## TASK INSTRUCTIONS
Only lines with the string "chaîne" matter here; gather them from the material below.

[Data tied to figure images]
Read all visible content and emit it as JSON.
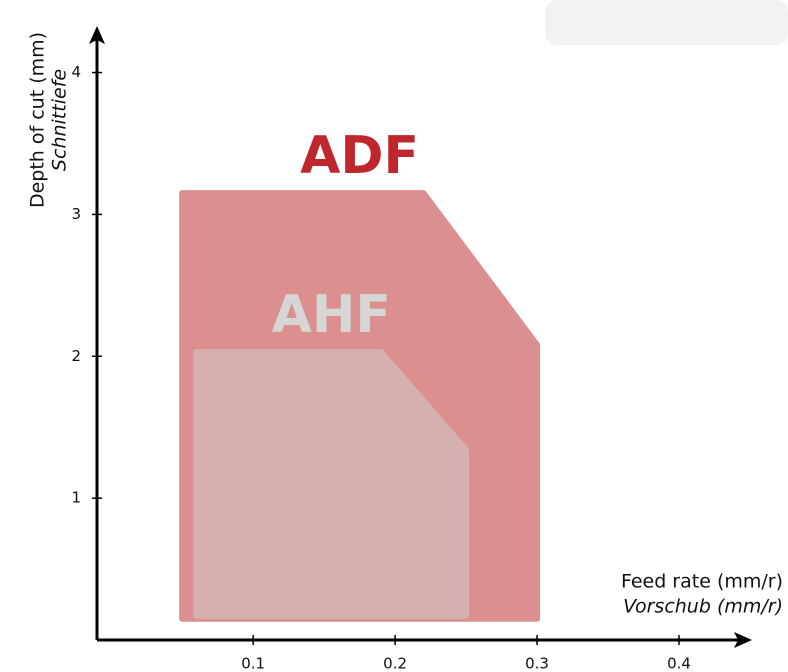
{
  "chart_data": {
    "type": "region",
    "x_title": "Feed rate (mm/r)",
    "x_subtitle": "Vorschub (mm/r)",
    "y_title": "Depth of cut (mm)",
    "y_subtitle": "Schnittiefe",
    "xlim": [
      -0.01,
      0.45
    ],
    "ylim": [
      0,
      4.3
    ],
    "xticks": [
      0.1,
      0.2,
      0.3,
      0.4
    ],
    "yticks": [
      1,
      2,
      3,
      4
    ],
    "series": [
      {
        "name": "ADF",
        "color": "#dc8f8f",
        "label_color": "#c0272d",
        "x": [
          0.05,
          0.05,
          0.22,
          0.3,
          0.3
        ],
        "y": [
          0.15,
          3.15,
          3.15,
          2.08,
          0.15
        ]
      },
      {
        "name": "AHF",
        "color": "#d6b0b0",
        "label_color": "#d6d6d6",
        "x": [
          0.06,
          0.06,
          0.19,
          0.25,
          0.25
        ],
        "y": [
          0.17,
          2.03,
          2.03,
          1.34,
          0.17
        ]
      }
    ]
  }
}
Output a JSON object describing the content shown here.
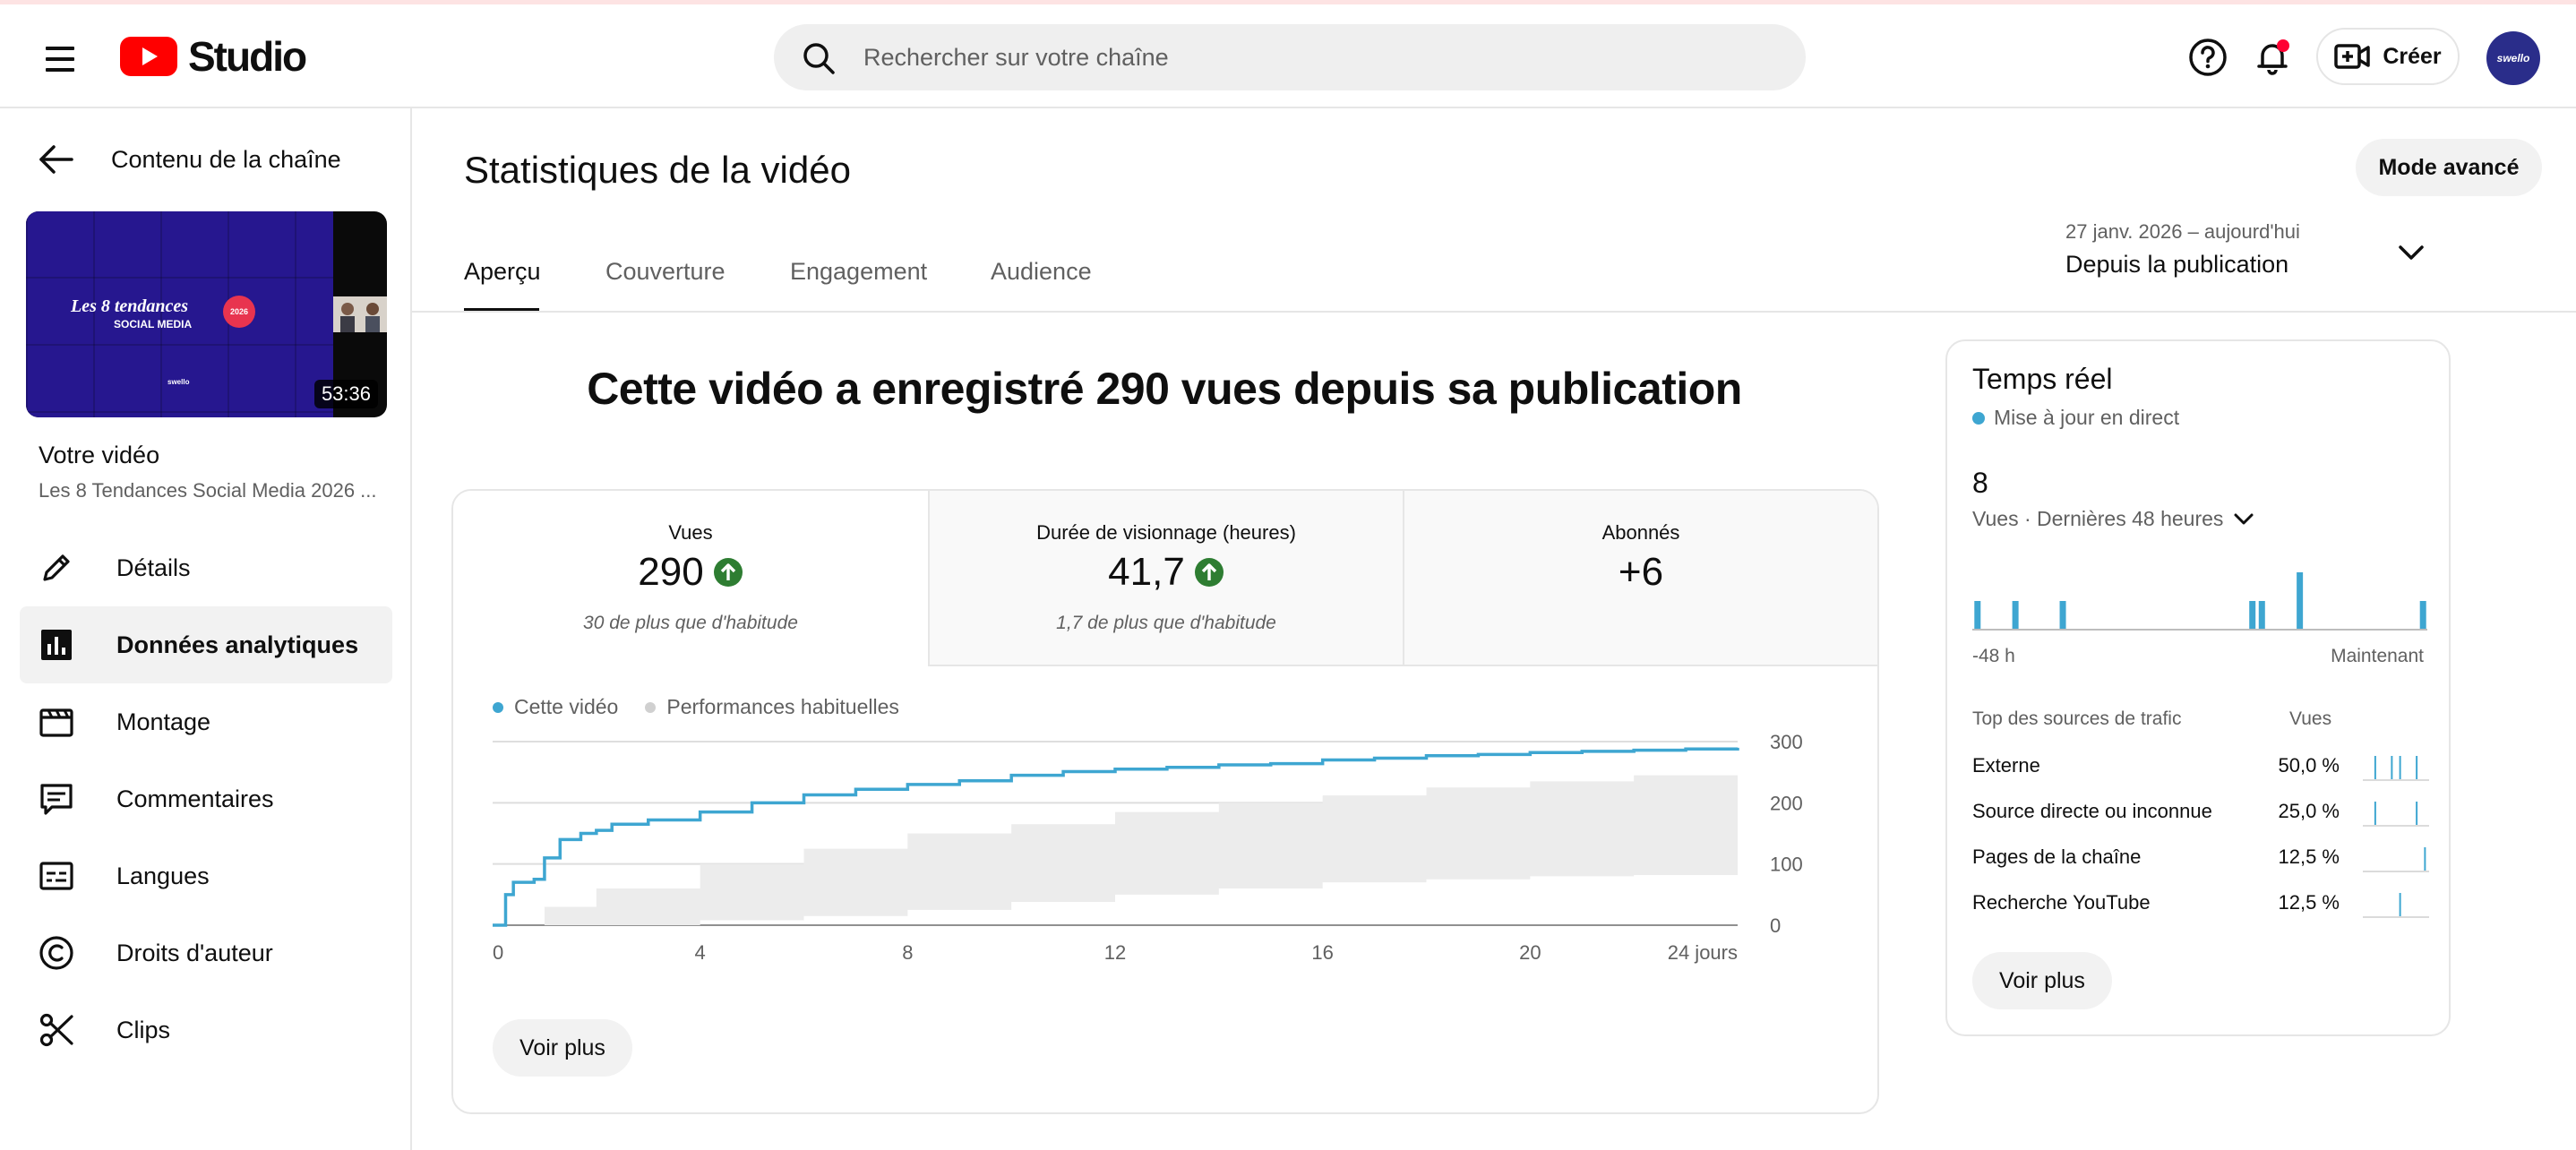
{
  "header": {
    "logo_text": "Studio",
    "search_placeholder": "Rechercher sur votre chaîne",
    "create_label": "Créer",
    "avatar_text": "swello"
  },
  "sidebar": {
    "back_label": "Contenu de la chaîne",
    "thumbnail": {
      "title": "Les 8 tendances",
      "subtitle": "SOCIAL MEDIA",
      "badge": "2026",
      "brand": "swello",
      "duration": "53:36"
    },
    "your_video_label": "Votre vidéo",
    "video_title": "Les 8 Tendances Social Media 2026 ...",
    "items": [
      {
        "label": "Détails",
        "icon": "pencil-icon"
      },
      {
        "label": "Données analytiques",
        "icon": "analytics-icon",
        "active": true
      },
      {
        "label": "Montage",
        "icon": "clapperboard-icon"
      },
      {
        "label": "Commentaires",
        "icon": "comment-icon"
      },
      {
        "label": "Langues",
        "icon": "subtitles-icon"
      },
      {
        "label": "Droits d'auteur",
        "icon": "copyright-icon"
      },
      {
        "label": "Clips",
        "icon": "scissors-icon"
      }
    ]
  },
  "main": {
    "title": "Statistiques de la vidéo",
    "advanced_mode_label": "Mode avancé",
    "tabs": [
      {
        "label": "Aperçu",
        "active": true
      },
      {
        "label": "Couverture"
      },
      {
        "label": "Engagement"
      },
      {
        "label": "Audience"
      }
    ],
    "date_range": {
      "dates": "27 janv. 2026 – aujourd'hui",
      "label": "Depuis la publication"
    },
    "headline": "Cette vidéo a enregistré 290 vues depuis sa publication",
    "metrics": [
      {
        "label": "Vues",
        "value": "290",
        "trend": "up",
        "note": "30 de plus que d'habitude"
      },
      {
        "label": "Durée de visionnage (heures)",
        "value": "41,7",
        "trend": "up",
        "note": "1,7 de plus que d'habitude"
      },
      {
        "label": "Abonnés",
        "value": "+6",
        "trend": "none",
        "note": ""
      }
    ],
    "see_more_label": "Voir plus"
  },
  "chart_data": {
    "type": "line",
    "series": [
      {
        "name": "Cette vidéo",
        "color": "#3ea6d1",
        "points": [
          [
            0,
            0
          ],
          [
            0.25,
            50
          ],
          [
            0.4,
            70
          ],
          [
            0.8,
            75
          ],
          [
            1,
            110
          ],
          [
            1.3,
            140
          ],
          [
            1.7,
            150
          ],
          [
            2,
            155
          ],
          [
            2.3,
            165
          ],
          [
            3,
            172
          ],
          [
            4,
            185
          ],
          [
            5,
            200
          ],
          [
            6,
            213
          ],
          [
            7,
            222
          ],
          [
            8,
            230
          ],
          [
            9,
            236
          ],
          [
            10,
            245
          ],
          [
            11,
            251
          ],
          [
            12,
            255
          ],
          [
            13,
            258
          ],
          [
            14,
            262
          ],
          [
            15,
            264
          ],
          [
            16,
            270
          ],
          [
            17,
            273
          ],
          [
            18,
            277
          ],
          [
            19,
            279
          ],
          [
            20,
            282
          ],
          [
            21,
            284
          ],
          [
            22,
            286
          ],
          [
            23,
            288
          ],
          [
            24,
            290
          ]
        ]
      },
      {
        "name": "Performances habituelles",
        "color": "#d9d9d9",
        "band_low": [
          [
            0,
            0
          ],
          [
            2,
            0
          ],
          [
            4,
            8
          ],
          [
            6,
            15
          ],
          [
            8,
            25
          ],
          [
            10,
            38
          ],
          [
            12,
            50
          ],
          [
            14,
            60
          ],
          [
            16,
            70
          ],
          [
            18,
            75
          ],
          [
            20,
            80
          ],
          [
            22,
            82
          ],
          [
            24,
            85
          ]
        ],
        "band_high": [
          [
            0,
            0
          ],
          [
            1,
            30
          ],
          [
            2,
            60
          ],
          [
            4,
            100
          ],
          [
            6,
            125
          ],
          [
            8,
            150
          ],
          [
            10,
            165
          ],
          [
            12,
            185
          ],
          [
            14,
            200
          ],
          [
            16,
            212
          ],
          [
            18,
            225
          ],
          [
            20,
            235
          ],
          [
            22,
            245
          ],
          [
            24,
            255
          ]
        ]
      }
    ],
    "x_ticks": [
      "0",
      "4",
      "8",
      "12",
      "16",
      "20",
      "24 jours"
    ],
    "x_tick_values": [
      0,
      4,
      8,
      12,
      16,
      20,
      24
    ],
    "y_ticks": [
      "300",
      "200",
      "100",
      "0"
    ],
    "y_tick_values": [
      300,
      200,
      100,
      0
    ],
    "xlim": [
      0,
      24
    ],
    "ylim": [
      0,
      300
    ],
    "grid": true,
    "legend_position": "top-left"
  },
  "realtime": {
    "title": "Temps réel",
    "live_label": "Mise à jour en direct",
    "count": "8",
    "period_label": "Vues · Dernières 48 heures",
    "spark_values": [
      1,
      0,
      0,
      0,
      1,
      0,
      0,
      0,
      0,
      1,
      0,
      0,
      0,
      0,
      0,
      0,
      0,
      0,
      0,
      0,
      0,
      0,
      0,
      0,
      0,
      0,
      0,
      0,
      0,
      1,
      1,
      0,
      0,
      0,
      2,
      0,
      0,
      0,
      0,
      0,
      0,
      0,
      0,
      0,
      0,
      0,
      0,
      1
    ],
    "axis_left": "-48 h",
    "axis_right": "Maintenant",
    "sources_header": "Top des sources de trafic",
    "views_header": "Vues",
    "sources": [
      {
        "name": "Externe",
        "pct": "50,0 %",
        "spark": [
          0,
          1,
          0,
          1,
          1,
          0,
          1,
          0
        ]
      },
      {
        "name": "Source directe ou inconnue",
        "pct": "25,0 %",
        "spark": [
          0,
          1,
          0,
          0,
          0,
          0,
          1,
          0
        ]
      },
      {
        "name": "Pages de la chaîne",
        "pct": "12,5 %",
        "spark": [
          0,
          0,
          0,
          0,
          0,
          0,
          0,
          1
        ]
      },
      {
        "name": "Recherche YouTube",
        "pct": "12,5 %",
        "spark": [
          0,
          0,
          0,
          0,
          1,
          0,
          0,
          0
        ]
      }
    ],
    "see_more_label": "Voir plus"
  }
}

## SOLUTION FOR THIS TASK
    "search_placeholder": "Rechercher sur votre chaîne",
    "back_label": "Contenu de la chaîne",
        "name": "Pages de la chaîne",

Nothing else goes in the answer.